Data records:
## Begin

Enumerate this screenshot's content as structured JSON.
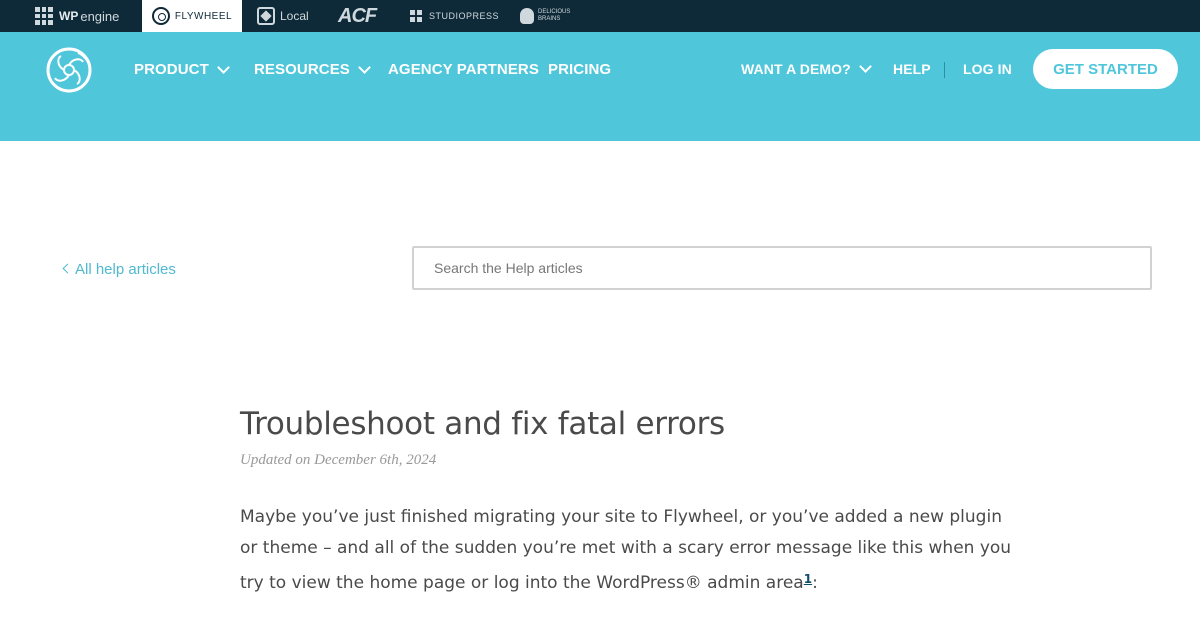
{
  "brandbar": {
    "wpengine_bold": "WP",
    "wpengine_rest": "engine",
    "flywheel": "FLYWHEEL",
    "local": "Local",
    "acf": "ACF",
    "studiopress": "STUDIOPRESS",
    "delicious_line1": "DELICIOUS",
    "delicious_line2": "BRAINS"
  },
  "header": {
    "nav": {
      "product": "PRODUCT",
      "resources": "RESOURCES",
      "agency": "AGENCY PARTNERS",
      "pricing": "PRICING",
      "demo": "WANT A DEMO?",
      "help": "HELP",
      "login": "LOG IN"
    },
    "cta": "GET STARTED",
    "brand_color": "#50c6db",
    "dark_color": "#0e2a38"
  },
  "help": {
    "back_label": "All help articles",
    "search_placeholder": "Search the Help articles"
  },
  "article": {
    "title": "Troubleshoot and fix fatal errors",
    "updated": "Updated on December 6th, 2024",
    "body_line1": "Maybe you’ve just finished migrating your site to Flywheel, or you’ve added a new plugin",
    "body_line2": "or theme – and all of the sudden you’re met with a scary error message like this when you",
    "body_line3": "try to view the home page or log into the WordPress® admin area",
    "footnote": "1",
    "body_line3_end": ":"
  }
}
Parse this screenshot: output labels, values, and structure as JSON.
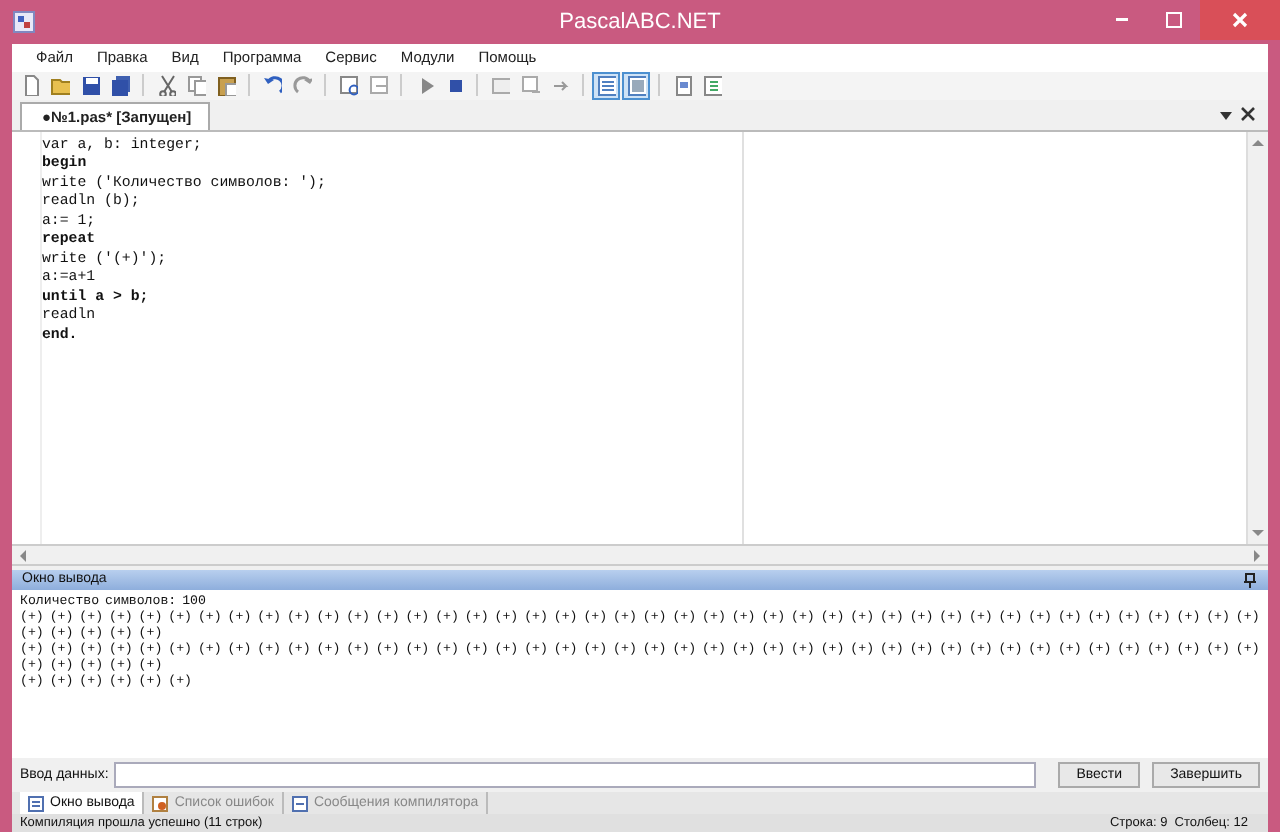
{
  "window": {
    "title": "PascalABC.NET"
  },
  "menu": [
    "Файл",
    "Правка",
    "Вид",
    "Программа",
    "Сервис",
    "Модули",
    "Помощь"
  ],
  "toolbar": {
    "buttons": [
      {
        "pressed": false
      },
      {
        "pressed": false
      },
      {
        "pressed": false
      },
      {
        "pressed": false
      },
      {
        "pressed": false
      },
      {
        "pressed": false
      },
      {
        "pressed": false
      },
      {
        "pressed": false
      },
      {
        "pressed": false
      },
      {
        "pressed": false
      },
      {
        "pressed": false
      },
      {
        "pressed": false
      },
      {
        "pressed": false
      },
      {
        "pressed": false
      },
      {
        "pressed": false
      },
      {
        "pressed": false
      },
      {
        "pressed": true
      },
      {
        "pressed": true
      },
      {
        "pressed": false
      },
      {
        "pressed": false
      }
    ]
  },
  "editor_tabs": [
    {
      "label": "●№1.pas* [Запущен]",
      "selected": true
    }
  ],
  "editor": {
    "lines": [
      {
        "text": "var a, b: integer;",
        "bold": false
      },
      {
        "text": "begin",
        "bold": true
      },
      {
        "text": "write ('Количество символов: ');",
        "bold": false
      },
      {
        "text": "readln (b);",
        "bold": false
      },
      {
        "text": "a:= 1;",
        "bold": false
      },
      {
        "text": "repeat",
        "bold": true
      },
      {
        "text": "write ('(+)');",
        "bold": false
      },
      {
        "text": "a:=a+1",
        "bold": false
      },
      {
        "text": "until a > b;",
        "bold": true
      },
      {
        "text": "readln",
        "bold": false
      },
      {
        "text": "end.",
        "bold": true
      }
    ]
  },
  "output_panel": {
    "title": "Окно вывода",
    "lines": [
      "Количество символов: 100",
      "(+) (+) (+) (+) (+) (+) (+) (+) (+) (+) (+) (+) (+) (+) (+) (+) (+) (+) (+) (+) (+) (+) (+) (+) (+) (+) (+) (+) (+) (+) (+) (+) (+) (+) (+) (+) (+) (+) (+) (+) (+) (+) (+) (+) (+) (+) (+)",
      "(+) (+) (+) (+) (+) (+) (+) (+) (+) (+) (+) (+) (+) (+) (+) (+) (+) (+) (+) (+) (+) (+) (+) (+) (+) (+) (+) (+) (+) (+) (+) (+) (+) (+) (+) (+) (+) (+) (+) (+) (+) (+) (+) (+) (+) (+) (+)",
      "(+) (+) (+) (+) (+) (+)"
    ]
  },
  "input_row": {
    "label": "Ввод данных:",
    "buttons": [
      "Ввести",
      "Завершить"
    ]
  },
  "bottom_tabs": [
    {
      "label": "Окно вывода",
      "selected": true
    },
    {
      "label": "Список ошибок",
      "selected": false
    },
    {
      "label": "Сообщения компилятора",
      "selected": false
    }
  ],
  "status_bar": {
    "message": "Компиляция прошла успешно (11 строк)",
    "position": "Строка: 9  Столбец: 12"
  }
}
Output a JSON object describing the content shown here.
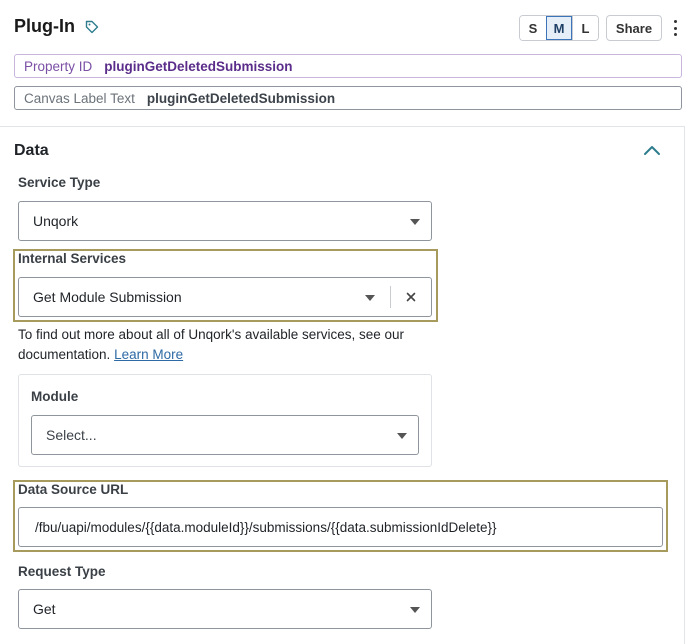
{
  "header": {
    "title": "Plug-In",
    "size_buttons": [
      "S",
      "M",
      "L"
    ],
    "active_size": "M",
    "share_label": "Share"
  },
  "property_id": {
    "label": "Property ID",
    "value": "pluginGetDeletedSubmission"
  },
  "canvas_label": {
    "label": "Canvas Label Text",
    "value": "pluginGetDeletedSubmission"
  },
  "section": {
    "title": "Data"
  },
  "service_type": {
    "label": "Service Type",
    "value": "Unqork"
  },
  "internal_services": {
    "label": "Internal Services",
    "value": "Get Module Submission"
  },
  "help": {
    "text": "To find out more about all of Unqork's available services, see our documentation.",
    "link": "Learn More"
  },
  "module": {
    "label": "Module",
    "placeholder": "Select..."
  },
  "data_source_url": {
    "label": "Data Source URL",
    "value": "/fbu/uapi/modules/{{data.moduleId}}/submissions/{{data.submissionIdDelete}}"
  },
  "request_type": {
    "label": "Request Type",
    "value": "Get"
  },
  "colors": {
    "highlight": "#a69a5c",
    "property_id_purple": "#5b2d8a",
    "link": "#2e6aa5",
    "active_size_border": "#3b74b8",
    "chevron": "#2e7d8c"
  },
  "icons": {
    "title_tag": "tag-icon",
    "menu": "kebab-menu-icon",
    "collapse": "chevron-up-icon",
    "dropdown": "caret-down-icon",
    "clear": "close-icon"
  }
}
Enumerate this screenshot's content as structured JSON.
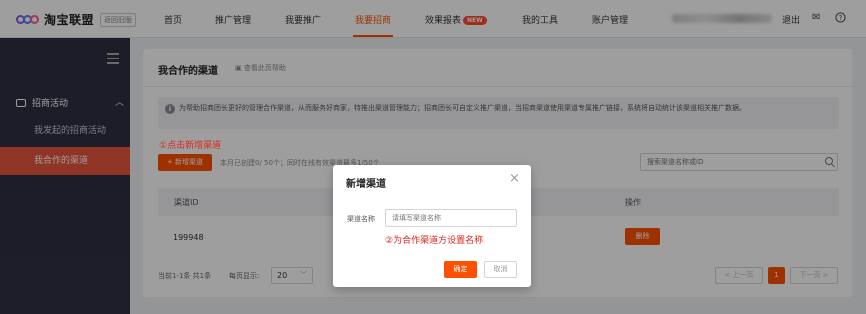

## End

Written request: Above are records to transcribe exactly; leave their pictures out.

Reply:
Enumerate this screenshot's content as structured JSON.
{
  "brandbar": {
    "wpengine_bold": "WP",
    "wpengine_rest": "engine",
    "flywheel": "FLYWHEEL",
    "local": "Local",
    "acf": "ACF",
    "studiopress": "STUDIOPRESS",
    "delicious_line1": "DELICIOUS",
    "delicious_line2": "BRAINS"
  },
  "header": {
    "nav": {
      "product": "PRODUCT",
      "resources": "RESOURCES",
      "agency": "AGENCY PARTNERS",
      "pricing": "PRICING",
      "demo": "WANT A DEMO?",
      "help": "HELP",
      "login": "LOG IN"
    },
    "cta": "GET STARTED",
    "brand_color": "#50c6db",
    "dark_color": "#0e2a38"
  },
  "help": {
    "back_label": "All help articles",
    "search_placeholder": "Search the Help articles"
  },
  "article": {
    "title": "Troubleshoot and fix fatal errors",
    "updated": "Updated on December 6th, 2024",
    "body_line1": "Maybe you’ve just finished migrating your site to Flywheel, or you’ve added a new plugin",
    "body_line2": "or theme – and all of the sudden you’re met with a scary error message like this when you",
    "body_line3": "try to view the home page or log into the WordPress® admin area",
    "footnote": "1",
    "body_line3_end": ":"
  }
}
Parse this screenshot: output labels, values, and structure as JSON.
{
  "window": {
    "title": "PascalABC.NET"
  },
  "menu": [
    "Файл",
    "Правка",
    "Вид",
    "Программа",
    "Сервис",
    "Модули",
    "Помощь"
  ],
  "toolbar": {
    "buttons": [
      {
        "pressed": false
      },
      {
        "pressed": false
      },
      {
        "pressed": false
      },
      {
        "pressed": false
      },
      {
        "pressed": false
      },
      {
        "pressed": false
      },
      {
        "pressed": false
      },
      {
        "pressed": false
      },
      {
        "pressed": false
      },
      {
        "pressed": false
      },
      {
        "pressed": false
      },
      {
        "pressed": false
      },
      {
        "pressed": false
      },
      {
        "pressed": false
      },
      {
        "pressed": false
      },
      {
        "pressed": false
      },
      {
        "pressed": true
      },
      {
        "pressed": true
      },
      {
        "pressed": false
      },
      {
        "pressed": false
      }
    ]
  },
  "editor_tabs": [
    {
      "label": "●№1.pas* [Запущен]",
      "selected": true
    }
  ],
  "editor": {
    "lines": [
      {
        "text": "var a, b: integer;",
        "bold": false
      },
      {
        "text": "begin",
        "bold": true
      },
      {
        "text": "write ('Количество символов: ');",
        "bold": false
      },
      {
        "text": "readln (b);",
        "bold": false
      },
      {
        "text": "a:= 1;",
        "bold": false
      },
      {
        "text": "repeat",
        "bold": true
      },
      {
        "text": "write ('(+)');",
        "bold": false
      },
      {
        "text": "a:=a+1",
        "bold": false
      },
      {
        "text": "until a > b;",
        "bold": true
      },
      {
        "text": "readln",
        "bold": false
      },
      {
        "text": "end.",
        "bold": true
      }
    ]
  },
  "output_panel": {
    "title": "Окно вывода",
    "lines": [
      "Количество символов: 100",
      "(+) (+) (+) (+) (+) (+) (+) (+) (+) (+) (+) (+) (+) (+) (+) (+) (+) (+) (+) (+) (+) (+) (+) (+) (+) (+) (+) (+) (+) (+) (+) (+) (+) (+) (+) (+) (+) (+) (+) (+) (+) (+) (+) (+) (+) (+) (+)",
      "(+) (+) (+) (+) (+) (+) (+) (+) (+) (+) (+) (+) (+) (+) (+) (+) (+) (+) (+) (+) (+) (+) (+) (+) (+) (+) (+) (+) (+) (+) (+) (+) (+) (+) (+) (+) (+) (+) (+) (+) (+) (+) (+) (+) (+) (+) (+)",
      "(+) (+) (+) (+) (+) (+)"
    ]
  },
  "input_row": {
    "label": "Ввод данных:",
    "buttons": [
      "Ввести",
      "Завершить"
    ]
  },
  "bottom_tabs": [
    {
      "label": "Окно вывода",
      "selected": true
    },
    {
      "label": "Список ошибок",
      "selected": false
    },
    {
      "label": "Сообщения компилятора",
      "selected": false
    }
  ],
  "status_bar": {
    "message": "Компиляция прошла успешно (11 строк)",
    "position": "Строка: 9  Столбец: 12"
  }
}
Output a JSON object describing the content shown here.
{
  "header": {
    "title": "Plug-In",
    "size_buttons": [
      "S",
      "M",
      "L"
    ],
    "active_size": "M",
    "share_label": "Share"
  },
  "property_id": {
    "label": "Property ID",
    "value": "pluginGetDeletedSubmission"
  },
  "canvas_label": {
    "label": "Canvas Label Text",
    "value": "pluginGetDeletedSubmission"
  },
  "section": {
    "title": "Data"
  },
  "service_type": {
    "label": "Service Type",
    "value": "Unqork"
  },
  "internal_services": {
    "label": "Internal Services",
    "value": "Get Module Submission"
  },
  "help": {
    "text": "To find out more about all of Unqork's available services, see our documentation.",
    "link": "Learn More"
  },
  "module": {
    "label": "Module",
    "placeholder": "Select..."
  },
  "data_source_url": {
    "label": "Data Source URL",
    "value": "/fbu/uapi/modules/{{data.moduleId}}/submissions/{{data.submissionIdDelete}}"
  },
  "request_type": {
    "label": "Request Type",
    "value": "Get"
  },
  "colors": {
    "highlight": "#a69a5c",
    "property_id_purple": "#5b2d8a",
    "link": "#2e6aa5",
    "active_size_border": "#3b74b8",
    "chevron": "#2e7d8c"
  },
  "icons": {
    "title_tag": "tag-icon",
    "menu": "kebab-menu-icon",
    "collapse": "chevron-up-icon",
    "dropdown": "caret-down-icon",
    "clear": "close-icon"
  }
}
Enumerate this screenshot's content as structured JSON.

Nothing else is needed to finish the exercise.